[START OF Task input]

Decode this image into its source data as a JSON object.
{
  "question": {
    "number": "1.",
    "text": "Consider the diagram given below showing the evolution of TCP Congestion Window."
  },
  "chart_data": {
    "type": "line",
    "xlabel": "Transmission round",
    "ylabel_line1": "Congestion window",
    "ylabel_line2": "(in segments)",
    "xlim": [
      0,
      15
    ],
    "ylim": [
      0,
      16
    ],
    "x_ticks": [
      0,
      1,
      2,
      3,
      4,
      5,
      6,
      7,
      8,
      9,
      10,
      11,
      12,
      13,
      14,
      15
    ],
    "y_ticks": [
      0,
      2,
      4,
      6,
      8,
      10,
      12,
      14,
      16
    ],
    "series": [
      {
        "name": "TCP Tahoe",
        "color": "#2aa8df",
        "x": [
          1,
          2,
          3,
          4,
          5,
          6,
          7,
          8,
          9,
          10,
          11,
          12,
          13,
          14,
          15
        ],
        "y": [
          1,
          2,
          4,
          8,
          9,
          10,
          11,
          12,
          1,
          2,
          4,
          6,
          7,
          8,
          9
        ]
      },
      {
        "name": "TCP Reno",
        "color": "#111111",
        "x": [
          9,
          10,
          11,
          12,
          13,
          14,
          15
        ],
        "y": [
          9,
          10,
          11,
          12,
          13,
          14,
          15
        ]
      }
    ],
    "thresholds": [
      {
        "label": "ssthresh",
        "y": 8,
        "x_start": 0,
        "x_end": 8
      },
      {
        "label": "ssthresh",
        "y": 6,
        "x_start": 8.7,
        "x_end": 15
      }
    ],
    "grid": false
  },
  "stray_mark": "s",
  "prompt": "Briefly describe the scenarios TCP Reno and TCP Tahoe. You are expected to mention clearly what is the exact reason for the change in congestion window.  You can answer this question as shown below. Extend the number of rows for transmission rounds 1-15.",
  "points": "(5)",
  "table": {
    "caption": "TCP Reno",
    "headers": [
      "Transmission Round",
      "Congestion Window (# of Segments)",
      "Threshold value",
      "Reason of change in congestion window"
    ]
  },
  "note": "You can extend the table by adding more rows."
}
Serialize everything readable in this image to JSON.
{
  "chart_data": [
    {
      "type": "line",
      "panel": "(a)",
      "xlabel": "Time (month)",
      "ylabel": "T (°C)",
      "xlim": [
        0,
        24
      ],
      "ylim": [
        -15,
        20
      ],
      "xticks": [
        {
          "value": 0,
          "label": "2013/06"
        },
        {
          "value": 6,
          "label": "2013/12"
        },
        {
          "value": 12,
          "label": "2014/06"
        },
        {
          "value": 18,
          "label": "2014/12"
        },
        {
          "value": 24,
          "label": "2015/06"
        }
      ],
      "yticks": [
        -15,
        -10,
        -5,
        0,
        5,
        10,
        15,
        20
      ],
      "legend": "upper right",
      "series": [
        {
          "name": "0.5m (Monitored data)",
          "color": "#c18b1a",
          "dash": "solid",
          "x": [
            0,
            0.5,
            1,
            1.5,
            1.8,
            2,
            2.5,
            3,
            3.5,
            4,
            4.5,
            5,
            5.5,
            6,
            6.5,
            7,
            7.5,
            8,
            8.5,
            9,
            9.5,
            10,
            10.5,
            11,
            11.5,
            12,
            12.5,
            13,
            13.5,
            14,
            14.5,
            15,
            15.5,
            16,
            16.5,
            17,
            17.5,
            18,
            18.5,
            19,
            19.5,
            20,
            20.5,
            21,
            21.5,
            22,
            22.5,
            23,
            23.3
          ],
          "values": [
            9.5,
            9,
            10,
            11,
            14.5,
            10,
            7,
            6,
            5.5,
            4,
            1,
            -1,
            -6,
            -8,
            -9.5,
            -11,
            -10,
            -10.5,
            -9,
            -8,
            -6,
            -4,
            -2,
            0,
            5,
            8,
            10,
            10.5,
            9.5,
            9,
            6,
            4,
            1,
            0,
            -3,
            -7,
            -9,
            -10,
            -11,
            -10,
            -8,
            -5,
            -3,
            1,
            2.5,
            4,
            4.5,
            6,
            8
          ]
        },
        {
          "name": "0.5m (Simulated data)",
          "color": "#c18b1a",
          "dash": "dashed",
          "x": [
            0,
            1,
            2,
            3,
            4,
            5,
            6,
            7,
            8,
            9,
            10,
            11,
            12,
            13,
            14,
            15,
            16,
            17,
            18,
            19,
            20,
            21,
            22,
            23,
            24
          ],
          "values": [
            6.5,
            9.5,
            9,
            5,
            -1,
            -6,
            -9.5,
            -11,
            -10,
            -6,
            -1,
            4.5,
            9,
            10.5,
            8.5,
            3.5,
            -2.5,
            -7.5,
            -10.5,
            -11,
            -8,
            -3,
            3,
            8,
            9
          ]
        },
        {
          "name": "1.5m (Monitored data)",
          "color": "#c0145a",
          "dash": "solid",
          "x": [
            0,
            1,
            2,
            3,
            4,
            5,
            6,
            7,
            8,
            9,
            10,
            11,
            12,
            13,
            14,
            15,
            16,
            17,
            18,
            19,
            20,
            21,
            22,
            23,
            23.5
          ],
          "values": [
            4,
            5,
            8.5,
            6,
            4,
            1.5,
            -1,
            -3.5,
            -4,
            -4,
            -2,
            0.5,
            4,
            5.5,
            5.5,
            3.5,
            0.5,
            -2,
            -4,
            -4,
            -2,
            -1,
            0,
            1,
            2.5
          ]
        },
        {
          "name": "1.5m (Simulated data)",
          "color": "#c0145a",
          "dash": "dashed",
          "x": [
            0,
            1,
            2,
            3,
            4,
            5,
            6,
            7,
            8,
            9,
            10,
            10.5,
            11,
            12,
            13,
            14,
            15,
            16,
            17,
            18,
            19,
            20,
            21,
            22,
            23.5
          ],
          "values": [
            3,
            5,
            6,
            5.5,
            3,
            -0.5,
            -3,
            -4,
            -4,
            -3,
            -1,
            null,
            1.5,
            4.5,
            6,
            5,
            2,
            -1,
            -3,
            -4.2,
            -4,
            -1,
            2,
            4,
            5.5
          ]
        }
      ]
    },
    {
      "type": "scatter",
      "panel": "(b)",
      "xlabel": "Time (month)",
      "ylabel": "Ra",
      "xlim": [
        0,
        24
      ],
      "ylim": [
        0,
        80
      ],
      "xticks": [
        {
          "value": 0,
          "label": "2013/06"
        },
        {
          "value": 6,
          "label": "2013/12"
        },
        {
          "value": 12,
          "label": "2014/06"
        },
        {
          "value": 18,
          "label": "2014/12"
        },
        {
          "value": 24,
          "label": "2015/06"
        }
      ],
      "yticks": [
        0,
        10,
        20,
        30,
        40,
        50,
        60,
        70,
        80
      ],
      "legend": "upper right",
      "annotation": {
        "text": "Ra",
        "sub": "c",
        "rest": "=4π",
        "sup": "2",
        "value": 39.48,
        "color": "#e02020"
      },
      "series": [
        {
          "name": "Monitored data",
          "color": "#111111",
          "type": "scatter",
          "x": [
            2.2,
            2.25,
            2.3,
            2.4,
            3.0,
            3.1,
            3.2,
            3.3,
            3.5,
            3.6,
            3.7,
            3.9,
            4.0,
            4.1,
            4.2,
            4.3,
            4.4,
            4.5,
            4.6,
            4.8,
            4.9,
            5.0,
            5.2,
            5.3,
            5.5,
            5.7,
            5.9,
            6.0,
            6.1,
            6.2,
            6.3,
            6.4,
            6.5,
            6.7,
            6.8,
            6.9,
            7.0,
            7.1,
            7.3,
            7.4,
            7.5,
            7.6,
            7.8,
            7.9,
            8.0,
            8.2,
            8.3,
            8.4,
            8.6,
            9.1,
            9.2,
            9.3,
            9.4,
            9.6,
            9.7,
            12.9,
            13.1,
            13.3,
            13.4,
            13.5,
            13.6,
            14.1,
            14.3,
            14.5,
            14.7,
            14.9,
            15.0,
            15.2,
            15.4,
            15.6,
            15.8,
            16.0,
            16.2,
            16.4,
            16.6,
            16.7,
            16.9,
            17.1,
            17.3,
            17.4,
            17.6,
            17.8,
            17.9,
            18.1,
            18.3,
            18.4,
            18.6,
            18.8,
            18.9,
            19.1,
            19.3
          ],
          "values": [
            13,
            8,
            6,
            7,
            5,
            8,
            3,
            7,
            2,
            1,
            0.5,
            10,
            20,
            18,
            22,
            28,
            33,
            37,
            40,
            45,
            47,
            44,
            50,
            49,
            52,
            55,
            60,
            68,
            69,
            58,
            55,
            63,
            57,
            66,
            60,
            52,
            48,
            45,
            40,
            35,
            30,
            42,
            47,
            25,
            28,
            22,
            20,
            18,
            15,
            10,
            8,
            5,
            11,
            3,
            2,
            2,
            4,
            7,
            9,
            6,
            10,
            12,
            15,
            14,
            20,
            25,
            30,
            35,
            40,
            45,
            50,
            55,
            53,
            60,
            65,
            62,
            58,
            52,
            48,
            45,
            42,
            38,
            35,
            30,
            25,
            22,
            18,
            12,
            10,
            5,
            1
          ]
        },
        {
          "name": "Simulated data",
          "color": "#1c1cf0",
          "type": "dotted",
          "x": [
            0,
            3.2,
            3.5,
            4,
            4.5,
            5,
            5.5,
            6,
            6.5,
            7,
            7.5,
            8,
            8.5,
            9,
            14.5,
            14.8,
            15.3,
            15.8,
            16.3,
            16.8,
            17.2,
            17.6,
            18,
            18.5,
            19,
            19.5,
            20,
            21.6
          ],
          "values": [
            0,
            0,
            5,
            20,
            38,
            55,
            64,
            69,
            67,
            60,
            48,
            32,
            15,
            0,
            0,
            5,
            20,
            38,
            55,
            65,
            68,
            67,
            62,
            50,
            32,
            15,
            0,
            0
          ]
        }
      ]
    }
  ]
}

[END OF Task input]

The exercise
How many lines in these entries hold the string "text"? Answer with the number alone.

Result of this task
2